• _LISTED ENTRIES_
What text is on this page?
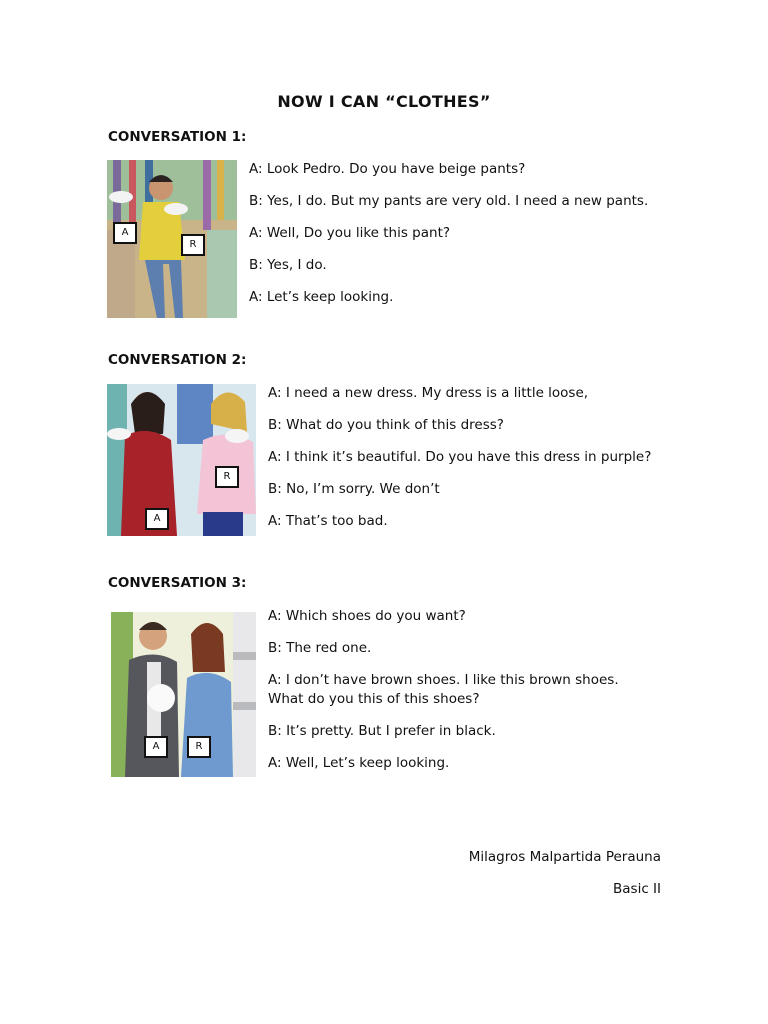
NOW I CAN “CLOTHES”
CONVERSATION 1:
A
R

A: Look Pedro. Do you have beige pants?

B: Yes, I do. But my pants are very old. I need a new pants.

A: Well, Do you like this pant?

B: Yes, I do.

A: Let’s keep looking.

CONVERSATION 2:
R
A

A: I need a new dress. My dress is a little loose,

B: What do you think of this dress?

A: I think it’s beautiful. Do you have this dress in purple?

B: No, I’m sorry. We don’t

A: That’s too bad.

CONVERSATION 3:
A	R

A: Which shoes do you want?

B: The red one.

A: I don’t have brown shoes. I like this brown shoes.

What do you this of this shoes?

B: It’s pretty. But I prefer in black.

A: Well, Let’s keep looking.

Milagros Malpartida Perauna
Basic II
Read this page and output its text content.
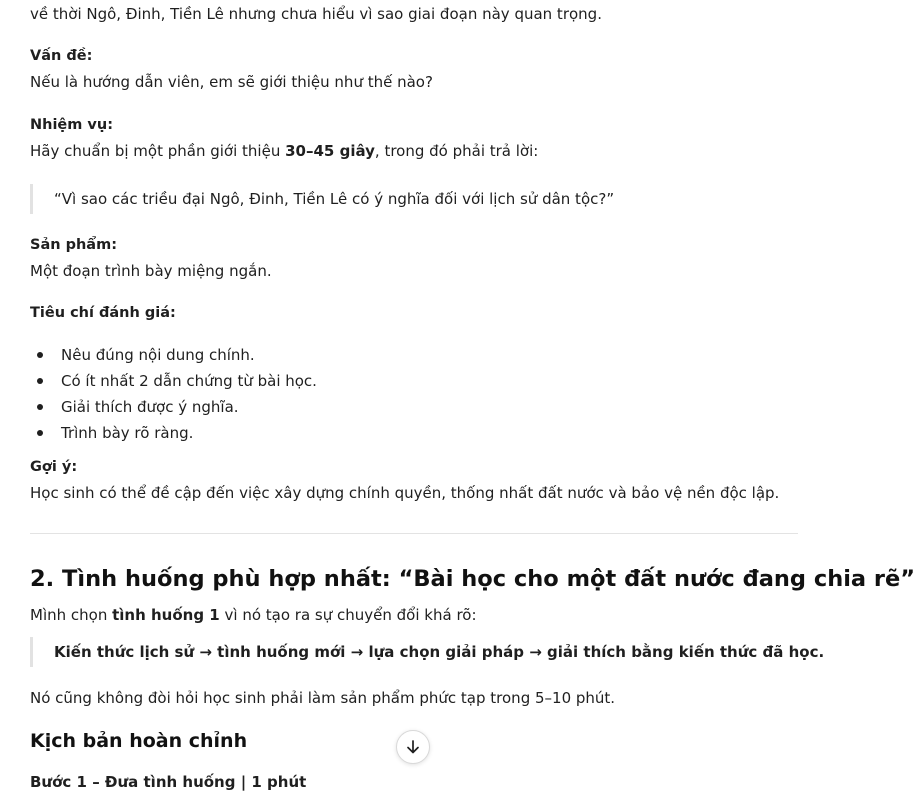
về thời Ngô, Đinh, Tiền Lê nhưng chưa hiểu vì sao giai đoạn này quan trọng.
Vấn đề:
Nếu là hướng dẫn viên, em sẽ giới thiệu như thế nào?
Nhiệm vụ:
Hãy chuẩn bị một phần giới thiệu 30–45 giây, trong đó phải trả lời:
“Vì sao các triều đại Ngô, Đinh, Tiền Lê có ý nghĩa đối với lịch sử dân tộc?”
Sản phẩm:
Một đoạn trình bày miệng ngắn.
Tiêu chí đánh giá:
Nêu đúng nội dung chính.
Có ít nhất 2 dẫn chứng từ bài học.
Giải thích được ý nghĩa.
Trình bày rõ ràng.
Gợi ý:
Học sinh có thể đề cập đến việc xây dựng chính quyền, thống nhất đất nước và bảo vệ nền độc lập.
2. Tình huống phù hợp nhất: “Bài học cho một đất nước đang chia rẽ”
Mình chọn tình huống 1 vì nó tạo ra sự chuyển đổi khá rõ:
Kiến thức lịch sử → tình huống mới → lựa chọn giải pháp → giải thích bằng kiến thức đã học.
Nó cũng không đòi hỏi học sinh phải làm sản phẩm phức tạp trong 5–10 phút.
Kịch bản hoàn chỉnh
Bước 1 – Đưa tình huống | 1 phút
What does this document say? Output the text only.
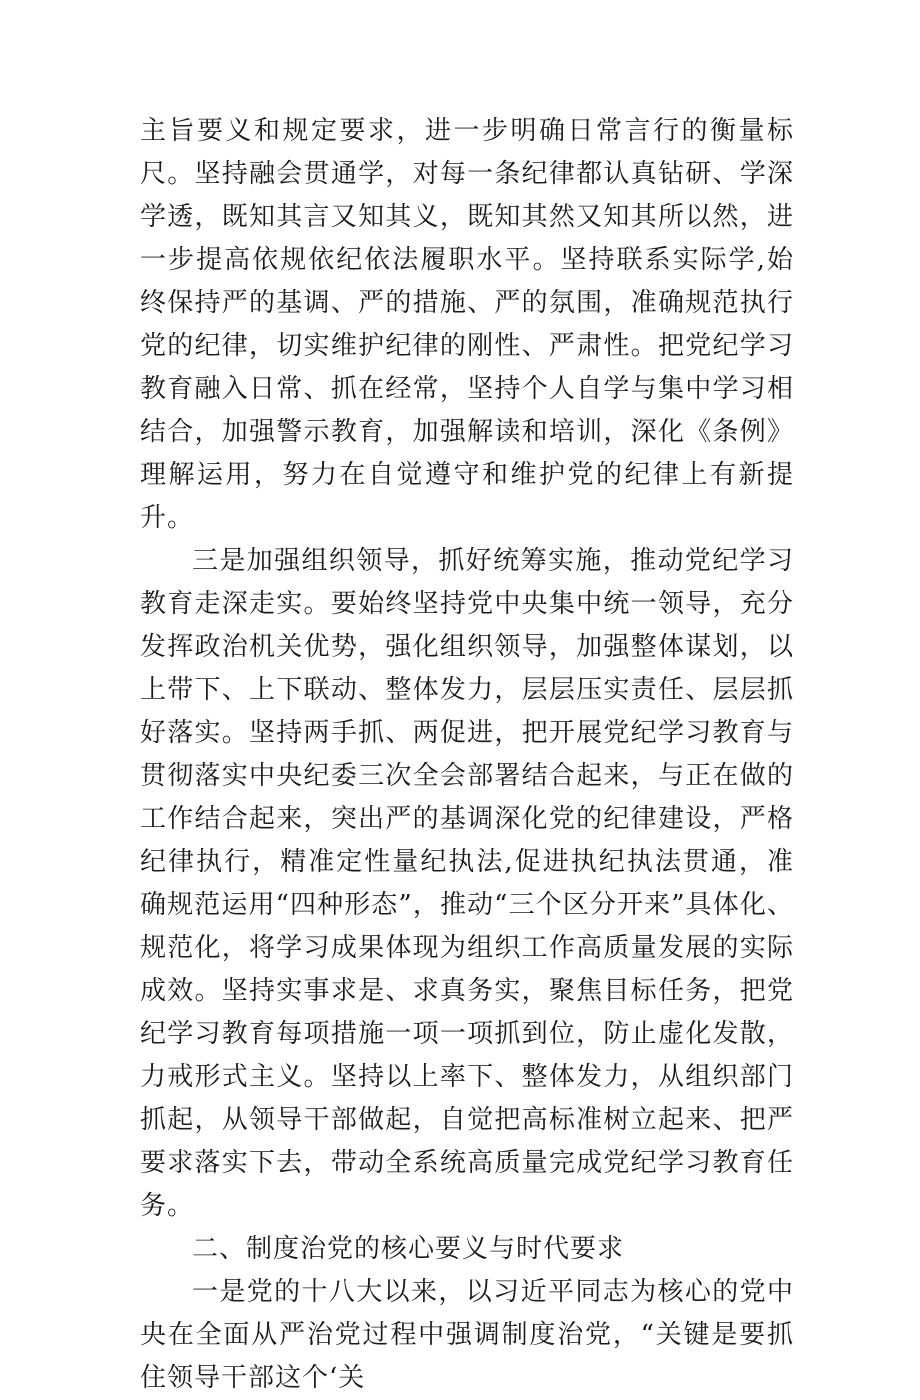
主旨要义和规定要求，进一步明确日常言行的衡量标尺。坚持融会贯通学，对每一条纪律都认真钻研、学深学透，既知其言又知其义，既知其然又知其所以然，进一步提高依规依纪依法履职水平。坚持联系实际学,始终保持严的基调、严的措施、严的氛围，准确规范执行党的纪律，切实维护纪律的刚性、严肃性。把党纪学习教育融入日常、抓在经常，坚持个人自学与集中学习相结合，加强警示教育，加强解读和培训，深化《条例》理解运用，努力在自觉遵守和维护党的纪律上有新提升。

三是加强组织领导，抓好统筹实施，推动党纪学习教育走深走实。要始终坚持党中央集中统一领导，充分发挥政治机关优势，强化组织领导，加强整体谋划，以上带下、上下联动、整体发力，层层压实责任、层层抓好落实。坚持两手抓、两促进，把开展党纪学习教育与贯彻落实中央纪委三次全会部署结合起来，与正在做的工作结合起来，突出严的基调深化党的纪律建设，严格纪律执行，精准定性量纪执法,促进执纪执法贯通，准确规范运用“四种形态”，推动“三个区分开来”具体化、规范化，将学习成果体现为组织工作高质量发展的实际成效。坚持实事求是、求真务实，聚焦目标任务，把党纪学习教育每项措施一项一项抓到位，防止虚化发散，力戒形式主义。坚持以上率下、整体发力，从组织部门抓起，从领导干部做起，自觉把高标准树立起来、把严要求落实下去，带动全系统高质量完成党纪学习教育任务。

二、制度治党的核心要义与时代要求

一是党的十八大以来，以习近平同志为核心的党中央在全面从严治党过程中强调制度治党，“关键是要抓住领导干部这个‘关
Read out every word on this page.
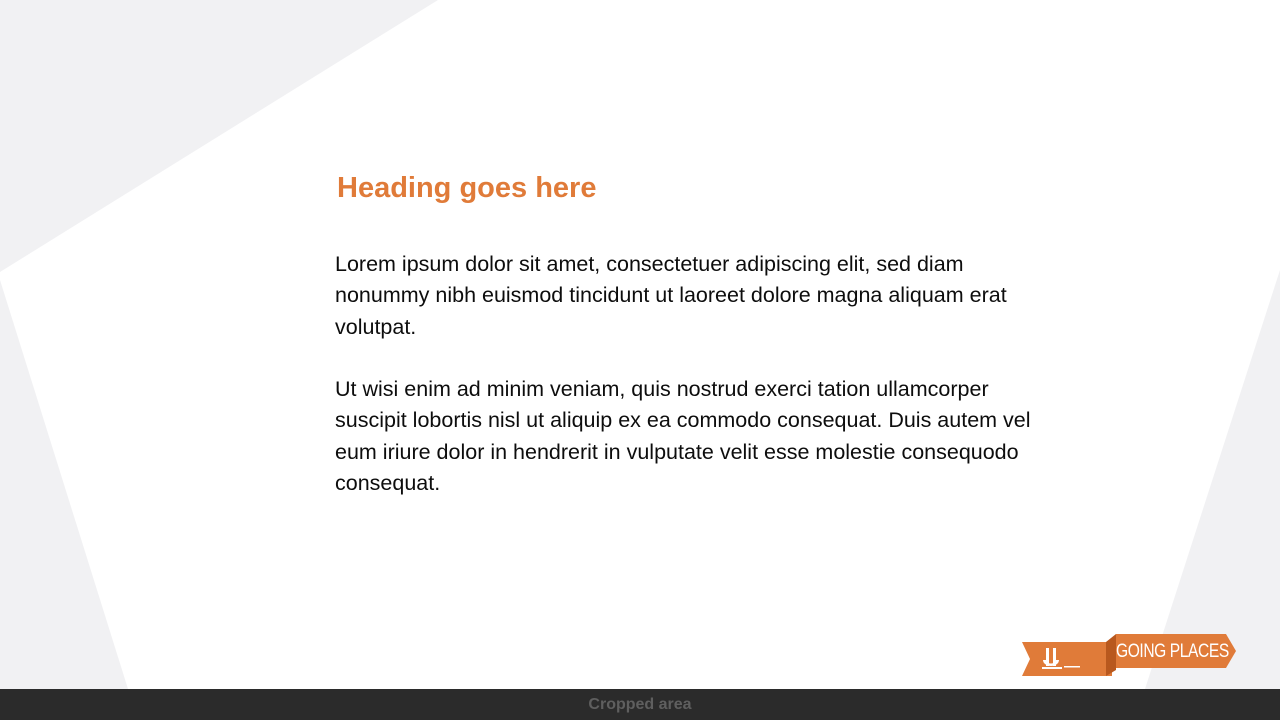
Heading goes here

Lorem ipsum dolor sit amet, consectetuer adipiscing elit, sed diam nonummy nibh euismod tincidunt ut laoreet dolore magna aliquam erat volutpat.

Ut wisi enim ad minim veniam, quis nostrud exerci tation ullamcorper suscipit lobortis nisl ut aliquip ex ea commodo consequat. Duis autem vel eum iriure dolor in hendrerit in vulputate velit esse molestie consequodo consequat.

GOING PLACES
Cropped area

• _TASK_
Without the pictures, repeat all the records word for word.

• _SOLUTION FOR THIS TASK_
What text is on this page?
NOW I CAN “CLOTHES”
CONVERSATION 1:
A
R

A: Look Pedro. Do you have beige pants?

B: Yes, I do. But my pants are very old. I need a new pants.

A: Well, Do you like this pant?

B: Yes, I do.

A: Let’s keep looking.

CONVERSATION 2:
R
A

A: I need a new dress. My dress is a little loose,

B: What do you think of this dress?

A: I think it’s beautiful. Do you have this dress in purple?

B: No, I’m sorry. We don’t

A: That’s too bad.

CONVERSATION 3:
A	R

A: Which shoes do you want?

B: The red one.

A: I don’t have brown shoes. I like this brown shoes.

What do you this of this shoes?

B: It’s pretty. But I prefer in black.

A: Well, Let’s keep looking.

Milagros Malpartida Perauna
Basic II
Read this page and output its text content.
về thời Ngô, Đinh, Tiền Lê nhưng chưa hiểu vì sao giai đoạn này quan trọng.
Vấn đề:
Nếu là hướng dẫn viên, em sẽ giới thiệu như thế nào?
Nhiệm vụ:
Hãy chuẩn bị một phần giới thiệu 30–45 giây, trong đó phải trả lời:
“Vì sao các triều đại Ngô, Đinh, Tiền Lê có ý nghĩa đối với lịch sử dân tộc?”
Sản phẩm:
Một đoạn trình bày miệng ngắn.
Tiêu chí đánh giá:
Nêu đúng nội dung chính.
Có ít nhất 2 dẫn chứng từ bài học.
Giải thích được ý nghĩa.
Trình bày rõ ràng.
Gợi ý:
Học sinh có thể đề cập đến việc xây dựng chính quyền, thống nhất đất nước và bảo vệ nền độc lập.
2. Tình huống phù hợp nhất: “Bài học cho một đất nước đang chia rẽ”
Mình chọn tình huống 1 vì nó tạo ra sự chuyển đổi khá rõ:
Kiến thức lịch sử → tình huống mới → lựa chọn giải pháp → giải thích bằng kiến thức đã học.
Nó cũng không đòi hỏi học sinh phải làm sản phẩm phức tạp trong 5–10 phút.
Kịch bản hoàn chỉnh
Bước 1 – Đưa tình huống | 1 phút
What does this document say? Output the text only.
主旨要义和规定要求，进一步明确日常言行的衡量标尺。坚持融会贯通学，对每一条纪律都认真钻研、学深学透，既知其言又知其义，既知其然又知其所以然，进一步提高依规依纪依法履职水平。坚持联系实际学,始终保持严的基调、严的措施、严的氛围，准确规范执行党的纪律，切实维护纪律的刚性、严肃性。把党纪学习教育融入日常、抓在经常，坚持个人自学与集中学习相结合，加强警示教育，加强解读和培训，深化《条例》理解运用，努力在自觉遵守和维护党的纪律上有新提升。

三是加强组织领导，抓好统筹实施，推动党纪学习教育走深走实。要始终坚持党中央集中统一领导，充分发挥政治机关优势，强化组织领导，加强整体谋划，以上带下、上下联动、整体发力，层层压实责任、层层抓好落实。坚持两手抓、两促进，把开展党纪学习教育与贯彻落实中央纪委三次全会部署结合起来，与正在做的工作结合起来，突出严的基调深化党的纪律建设，严格纪律执行，精准定性量纪执法,促进执纪执法贯通，准确规范运用“四种形态”，推动“三个区分开来”具体化、规范化，将学习成果体现为组织工作高质量发展的实际成效。坚持实事求是、求真务实，聚焦目标任务，把党纪学习教育每项措施一项一项抓到位，防止虚化发散，力戒形式主义。坚持以上率下、整体发力，从组织部门抓起，从领导干部做起，自觉把高标准树立起来、把严要求落实下去，带动全系统高质量完成党纪学习教育任务。

二、制度治党的核心要义与时代要求

一是党的十八大以来，以习近平同志为核心的党中央在全面从严治党过程中强调制度治党，“关键是要抓住领导干部这个‘关
Read out every word on this page.
Heading goes here

Lorem ipsum dolor sit amet, consectetuer adipiscing elit, sed diam nonummy nibh euismod tincidunt ut laoreet dolore magna aliquam erat volutpat.

Ut wisi enim ad minim veniam, quis nostrud exerci tation ullamcorper suscipit lobortis nisl ut aliquip ex ea commodo consequat. Duis autem vel eum iriure dolor in hendrerit in vulputate velit esse molestie consequodo consequat.

GOING PLACES
Cropped area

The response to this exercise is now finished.